▼
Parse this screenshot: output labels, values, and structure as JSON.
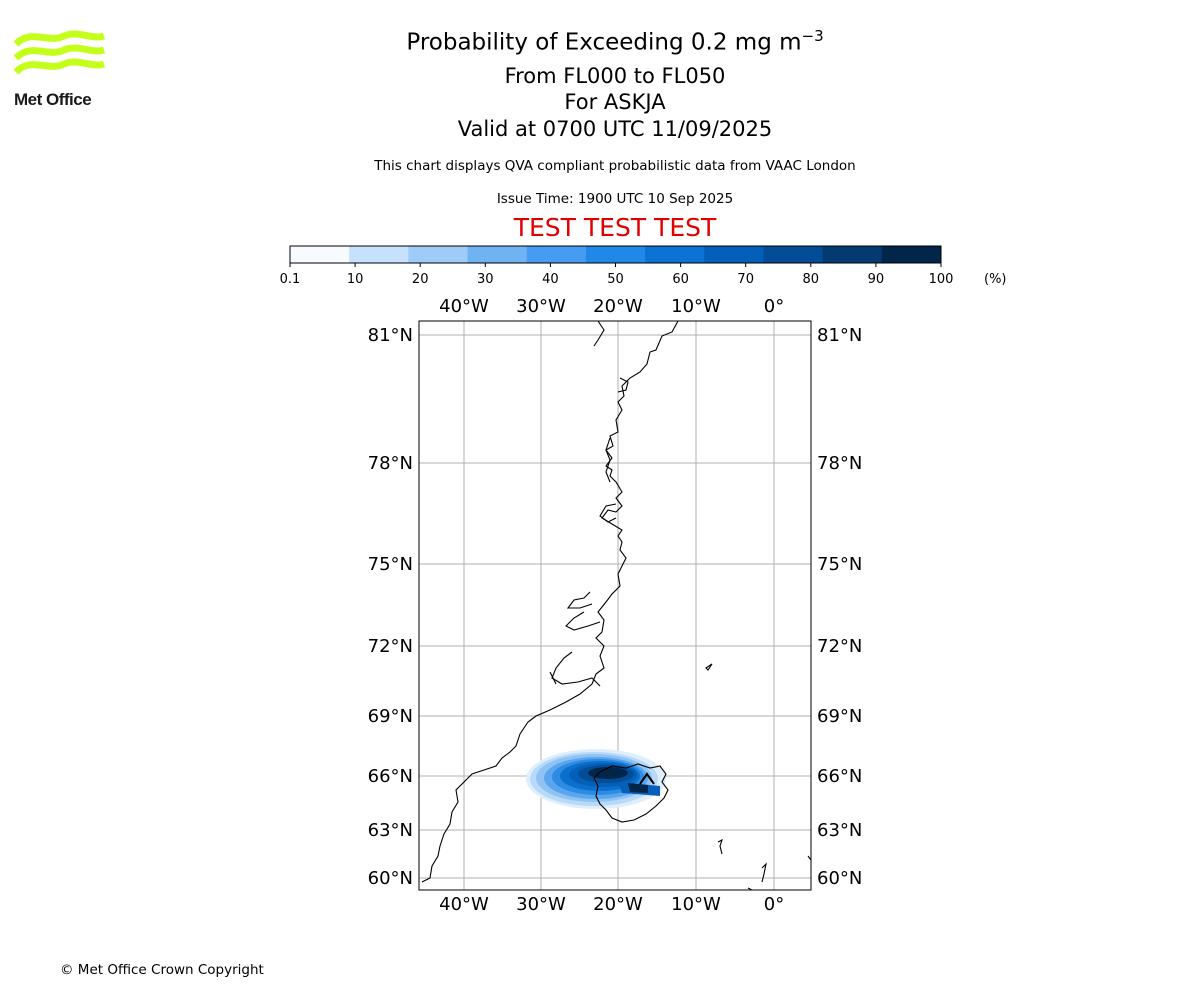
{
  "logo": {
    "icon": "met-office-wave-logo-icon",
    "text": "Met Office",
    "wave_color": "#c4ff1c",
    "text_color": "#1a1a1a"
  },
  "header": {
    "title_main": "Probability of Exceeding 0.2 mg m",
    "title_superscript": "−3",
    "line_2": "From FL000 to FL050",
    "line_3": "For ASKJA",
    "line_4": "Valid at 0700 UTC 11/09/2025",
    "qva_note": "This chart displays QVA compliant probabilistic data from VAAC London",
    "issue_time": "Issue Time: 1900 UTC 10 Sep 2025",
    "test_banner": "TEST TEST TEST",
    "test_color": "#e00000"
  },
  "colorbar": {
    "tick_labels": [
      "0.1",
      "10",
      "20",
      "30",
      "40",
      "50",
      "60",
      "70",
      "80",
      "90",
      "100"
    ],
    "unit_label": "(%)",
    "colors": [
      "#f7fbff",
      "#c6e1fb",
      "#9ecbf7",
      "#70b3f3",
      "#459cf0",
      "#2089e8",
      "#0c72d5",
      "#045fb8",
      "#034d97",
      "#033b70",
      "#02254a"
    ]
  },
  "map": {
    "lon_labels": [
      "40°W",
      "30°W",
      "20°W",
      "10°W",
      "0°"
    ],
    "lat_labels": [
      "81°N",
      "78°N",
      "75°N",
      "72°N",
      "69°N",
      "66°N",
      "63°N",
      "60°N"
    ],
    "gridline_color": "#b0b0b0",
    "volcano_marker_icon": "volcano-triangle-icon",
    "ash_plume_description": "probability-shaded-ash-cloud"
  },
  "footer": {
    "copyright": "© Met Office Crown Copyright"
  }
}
▲
## Direction
Please set down each line of the data above exactly as written, without the pictures.

## Output for this task
Parse this screenshot: output labels, values, and structure as JSON.
{
  "logo": {
    "icon": "met-office-wave-logo-icon",
    "text": "Met Office",
    "wave_color": "#c4ff1c",
    "text_color": "#1a1a1a"
  },
  "header": {
    "title_main": "Probability of Exceeding 0.2 mg m",
    "title_superscript": "−3",
    "line_2": "From FL000 to FL050",
    "line_3": "For ASKJA",
    "line_4": "Valid at 0700 UTC 11/09/2025",
    "qva_note": "This chart displays QVA compliant probabilistic data from VAAC London",
    "issue_time": "Issue Time: 1900 UTC 10 Sep 2025",
    "test_banner": "TEST TEST TEST",
    "test_color": "#e00000"
  },
  "colorbar": {
    "tick_labels": [
      "0.1",
      "10",
      "20",
      "30",
      "40",
      "50",
      "60",
      "70",
      "80",
      "90",
      "100"
    ],
    "unit_label": "(%)",
    "colors": [
      "#f7fbff",
      "#c6e1fb",
      "#9ecbf7",
      "#70b3f3",
      "#459cf0",
      "#2089e8",
      "#0c72d5",
      "#045fb8",
      "#034d97",
      "#033b70",
      "#02254a"
    ]
  },
  "map": {
    "lon_labels": [
      "40°W",
      "30°W",
      "20°W",
      "10°W",
      "0°"
    ],
    "lat_labels": [
      "81°N",
      "78°N",
      "75°N",
      "72°N",
      "69°N",
      "66°N",
      "63°N",
      "60°N"
    ],
    "gridline_color": "#b0b0b0",
    "volcano_marker_icon": "volcano-triangle-icon",
    "ash_plume_description": "probability-shaded-ash-cloud"
  },
  "footer": {
    "copyright": "© Met Office Crown Copyright"
  }
}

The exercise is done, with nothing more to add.